TASK BRIEF:
Write out the full listing exactly as given, minus the images.

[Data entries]
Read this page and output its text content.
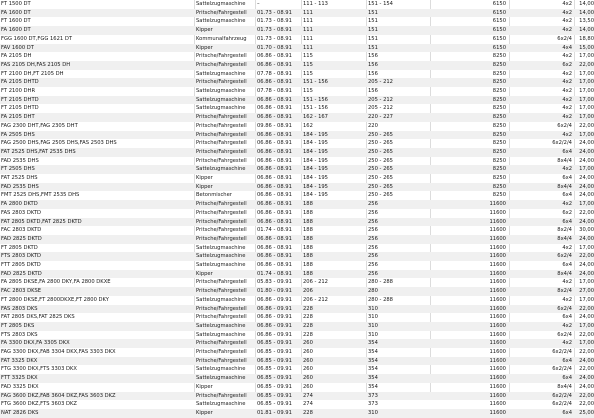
FT 1500 DT	Sattelzugmaschine	–	111 - 113	151 - 154	6150	4x2	14,00
FA 1600 DT	Pritsche/Fahrgestell	01.73 - 08.91	111	151	6150	4x2	14,00
FT 1600 DT	Sattelzugmaschine	01.73 - 08.91	111	151	6150	4x2	13,50
FA 1600 DT	Kipper	01.73 - 08.91	111	151	6150	4x2	14,00
FGG 1600 DT,FGG 1621 DT	Kommunalfahrzeug	01.73 - 08.91	111	151	6150	6x2/4	18,80
FAV 1600 DT	Kipper	01.70 - 08.91	111	151	6150	4x4	15,00
FA 2105 DH	Pritsche/Fahrgestell	06.86 - 08.91	115	156	8250	4x2	17,00
FAS 2105 DH,FAS 2105 DH	Pritsche/Fahrgestell	06.86 - 08.91	115	156	8250	6x2	22,00
FT 2100 DH,FT 2105 DH	Sattelzugmaschine	07.78 - 08.91	115	156	8250	4x2	17,00
FA 2105 DHTD	Pritsche/Fahrgestell	06.86 - 08.91	151 - 156	205 - 212	8250	4x2	17,00
FT 2100 DHR	Sattelzugmaschine	07.78 - 08.91	115	156	8250	4x2	17,00
FT 2105 DHTD	Sattelzugmaschine	06.86 - 08.91	151 - 156	205 - 212	8250	4x2	17,00
FT 2105 DHTD	Sattelzugmaschine	06.86 - 08.91	151 - 156	205 - 212	8250	4x2	17,00
FA 2105 DHT	Pritsche/Fahrgestell	06.86 - 08.91	162 - 167	220 - 227	8250	4x2	17,00
FAG 2300 DHT,FAG 2305 DHT	Pritsche/Fahrgestell	09.86 - 08.91	162	220	8250	6x2/4	22,00
FA 2505 DHS	Pritsche/Fahrgestell	06.86 - 08.91	184 - 195	250 - 265	8250	4x2	17,00
FAG 2500 DHS,FAG 2505 DHS,FAS 2503 DHS	Pritsche/Fahrgestell	06.86 - 08.91	184 - 195	250 - 265	8250	6x2/2/4	24,00
FAT 2525 DHS,FAT 2535 DHS	Pritsche/Fahrgestell	06.86 - 08.91	184 - 195	250 - 265	8250	6x4	24,00
FAD 2535 DHS	Pritsche/Fahrgestell	06.86 - 08.91	184 - 195	250 - 265	8250	8x4/4	24,00
FT 2505 DHS	Sattelzugmaschine	06.86 - 08.91	184 - 195	250 - 265	8250	4x2	17,00
FAT 2525 DHS	Kipper	06.86 - 08.91	184 - 195	250 - 265	8250	6x4	24,00
FAD 2535 DHS	Kipper	06.86 - 08.91	184 - 195	250 - 265	8250	8x4/4	24,00
FMT 2525 DHS,FMT 2535 DHS	Betonmischer	06.86 - 08.91	184 - 195	250 - 265	8250	6x4	24,00
FA 2800 DKTD	Pritsche/Fahrgestell	06.86 - 08.91	188	256	11600	4x2	17,00
FAS 2803 DKTD	Pritsche/Fahrgestell	06.86 - 08.91	188	256	11600	6x2	22,00
FAT 2805 DKTD,FAT 2825 DKTD	Pritsche/Fahrgestell	06.86 - 08.91	188	256	11600	6x4	24,00
FAC 2803 DKTD	Pritsche/Fahrgestell	01.74 - 08.91	188	256	11600	8x2/4	30,00
FAD 2825 DKTD	Pritsche/Fahrgestell	06.86 - 08.91	188	256	11600	8x4/4	24,00
FT 2805 DKTD	Sattelzugmaschine	06.86 - 08.91	188	256	11600	4x2	17,00
FTS 2803 DKTD	Sattelzugmaschine	06.86 - 08.91	188	256	11600	6x2/4	22,00
FTT 2805 DKTD	Sattelzugmaschine	06.86 - 08.91	188	256	11600	6x4	24,00
FAD 2825 DKTD	Kipper	01.74 - 08.91	188	256	11600	8x4/4	24,00
FA 2805 DKSE,FA 2800 DKY,FA 2800 DKXE	Pritsche/Fahrgestell	05.83 - 09.91	206 - 212	280 - 288	11600	4x2	17,00
FAC 2803 DKSE	Pritsche/Fahrgestell	01.80 - 09.91	206	280	11600	8x2/4	27,00
FT 2800 DKSE,FT 2800DKXE,FT 2800 DKY	Sattelzugmaschine	06.86 - 09.91	206 - 212	280 - 288	11600	4x2	17,00
FAS 2803 DKS	Pritsche/Fahrgestell	06.86 - 09.91	228	310	11600	6x2/4	22,00
FAT 2805 DKS,FAT 2825 DKS	Pritsche/Fahrgestell	06.86 - 09.91	228	310	11600	6x4	24,00
FT 2805 DKS	Sattelzugmaschine	06.86 - 09.91	228	310	11600	4x2	17,00
FTS 2803 DKS	Sattelzugmaschine	06.86 - 09.91	228	310	11600	6x2/4	22,00
FA 3300 DKX,FA 3305 DKX	Pritsche/Fahrgestell	06.85 - 09.91	260	354	11600	4x2	17,00
FAG 3300 DKX,FAB 3304 DKX,FAS 3303 DKX	Pritsche/Fahrgestell	06.85 - 09.91	260	354	11600	6x2/2/4	22,00
FAT 3325 DKX	Pritsche/Fahrgestell	06.85 - 09.91	260	354	11600	6x4	24,00
FTG 3300 DKX,FTS 3303 DKX	Sattelzugmaschine	06.85 - 09.91	260	354	11600	6x2/2/4	22,00
FTT 3325 DKX	Sattelzugmaschine	06.85 - 09.91	260	354	11600	6x4	24,00
FAD 3325 DKX	Kipper	06.85 - 09.91	260	354	11600	8x4/4	24,00
FAG 3600 DKZ,FAB 3604 DKZ,FAS 3603 DKZ	Pritsche/Fahrgestell	06.85 - 09.91	274	373	11600	6x2/2/4	22,00
FTG 3600 DKZ,FTS 3603 DKZ	Sattelzugmaschine	06.85 - 09.91	274	373	11600	6x2/2/4	22,00
NAT 2826 DKS	Kipper	01.81 - 09.91	228	310	11600	6x4	25,00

RESPONSE TO THE EXERCISE:
Read this page and output its text content.
FT 1500 DT	Sattelzugmaschine	–	111 - 113	151 - 154	6150	4x2	14,00
FA 1600 DT	Pritsche/Fahrgestell	01.73 - 08.91	111	151	6150	4x2	14,00
FT 1600 DT	Sattelzugmaschine	01.73 - 08.91	111	151	6150	4x2	13,50
FA 1600 DT	Kipper	01.73 - 08.91	111	151	6150	4x2	14,00
FGG 1600 DT,FGG 1621 DT	Kommunalfahrzeug	01.73 - 08.91	111	151	6150	6x2/4	18,80
FAV 1600 DT	Kipper	01.70 - 08.91	111	151	6150	4x4	15,00
FA 2105 DH	Pritsche/Fahrgestell	06.86 - 08.91	115	156	8250	4x2	17,00
FAS 2105 DH,FAS 2105 DH	Pritsche/Fahrgestell	06.86 - 08.91	115	156	8250	6x2	22,00
FT 2100 DH,FT 2105 DH	Sattelzugmaschine	07.78 - 08.91	115	156	8250	4x2	17,00
FA 2105 DHTD	Pritsche/Fahrgestell	06.86 - 08.91	151 - 156	205 - 212	8250	4x2	17,00
FT 2100 DHR	Sattelzugmaschine	07.78 - 08.91	115	156	8250	4x2	17,00
FT 2105 DHTD	Sattelzugmaschine	06.86 - 08.91	151 - 156	205 - 212	8250	4x2	17,00
FT 2105 DHTD	Sattelzugmaschine	06.86 - 08.91	151 - 156	205 - 212	8250	4x2	17,00
FA 2105 DHT	Pritsche/Fahrgestell	06.86 - 08.91	162 - 167	220 - 227	8250	4x2	17,00
FAG 2300 DHT,FAG 2305 DHT	Pritsche/Fahrgestell	09.86 - 08.91	162	220	8250	6x2/4	22,00
FA 2505 DHS	Pritsche/Fahrgestell	06.86 - 08.91	184 - 195	250 - 265	8250	4x2	17,00
FAG 2500 DHS,FAG 2505 DHS,FAS 2503 DHS	Pritsche/Fahrgestell	06.86 - 08.91	184 - 195	250 - 265	8250	6x2/2/4	24,00
FAT 2525 DHS,FAT 2535 DHS	Pritsche/Fahrgestell	06.86 - 08.91	184 - 195	250 - 265	8250	6x4	24,00
FAD 2535 DHS	Pritsche/Fahrgestell	06.86 - 08.91	184 - 195	250 - 265	8250	8x4/4	24,00
FT 2505 DHS	Sattelzugmaschine	06.86 - 08.91	184 - 195	250 - 265	8250	4x2	17,00
FAT 2525 DHS	Kipper	06.86 - 08.91	184 - 195	250 - 265	8250	6x4	24,00
FAD 2535 DHS	Kipper	06.86 - 08.91	184 - 195	250 - 265	8250	8x4/4	24,00
FMT 2525 DHS,FMT 2535 DHS	Betonmischer	06.86 - 08.91	184 - 195	250 - 265	8250	6x4	24,00
FA 2800 DKTD	Pritsche/Fahrgestell	06.86 - 08.91	188	256	11600	4x2	17,00
FAS 2803 DKTD	Pritsche/Fahrgestell	06.86 - 08.91	188	256	11600	6x2	22,00
FAT 2805 DKTD,FAT 2825 DKTD	Pritsche/Fahrgestell	06.86 - 08.91	188	256	11600	6x4	24,00
FAC 2803 DKTD	Pritsche/Fahrgestell	01.74 - 08.91	188	256	11600	8x2/4	30,00
FAD 2825 DKTD	Pritsche/Fahrgestell	06.86 - 08.91	188	256	11600	8x4/4	24,00
FT 2805 DKTD	Sattelzugmaschine	06.86 - 08.91	188	256	11600	4x2	17,00
FTS 2803 DKTD	Sattelzugmaschine	06.86 - 08.91	188	256	11600	6x2/4	22,00
FTT 2805 DKTD	Sattelzugmaschine	06.86 - 08.91	188	256	11600	6x4	24,00
FAD 2825 DKTD	Kipper	01.74 - 08.91	188	256	11600	8x4/4	24,00
FA 2805 DKSE,FA 2800 DKY,FA 2800 DKXE	Pritsche/Fahrgestell	05.83 - 09.91	206 - 212	280 - 288	11600	4x2	17,00
FAC 2803 DKSE	Pritsche/Fahrgestell	01.80 - 09.91	206	280	11600	8x2/4	27,00
FT 2800 DKSE,FT 2800DKXE,FT 2800 DKY	Sattelzugmaschine	06.86 - 09.91	206 - 212	280 - 288	11600	4x2	17,00
FAS 2803 DKS	Pritsche/Fahrgestell	06.86 - 09.91	228	310	11600	6x2/4	22,00
FAT 2805 DKS,FAT 2825 DKS	Pritsche/Fahrgestell	06.86 - 09.91	228	310	11600	6x4	24,00
FT 2805 DKS	Sattelzugmaschine	06.86 - 09.91	228	310	11600	4x2	17,00
FTS 2803 DKS	Sattelzugmaschine	06.86 - 09.91	228	310	11600	6x2/4	22,00
FA 3300 DKX,FA 3305 DKX	Pritsche/Fahrgestell	06.85 - 09.91	260	354	11600	4x2	17,00
FAG 3300 DKX,FAB 3304 DKX,FAS 3303 DKX	Pritsche/Fahrgestell	06.85 - 09.91	260	354	11600	6x2/2/4	22,00
FAT 3325 DKX	Pritsche/Fahrgestell	06.85 - 09.91	260	354	11600	6x4	24,00
FTG 3300 DKX,FTS 3303 DKX	Sattelzugmaschine	06.85 - 09.91	260	354	11600	6x2/2/4	22,00
FTT 3325 DKX	Sattelzugmaschine	06.85 - 09.91	260	354	11600	6x4	24,00
FAD 3325 DKX	Kipper	06.85 - 09.91	260	354	11600	8x4/4	24,00
FAG 3600 DKZ,FAB 3604 DKZ,FAS 3603 DKZ	Pritsche/Fahrgestell	06.85 - 09.91	274	373	11600	6x2/2/4	22,00
FTG 3600 DKZ,FTS 3603 DKZ	Sattelzugmaschine	06.85 - 09.91	274	373	11600	6x2/2/4	22,00
NAT 2826 DKS	Kipper	01.81 - 09.91	228	310	11600	6x4	25,00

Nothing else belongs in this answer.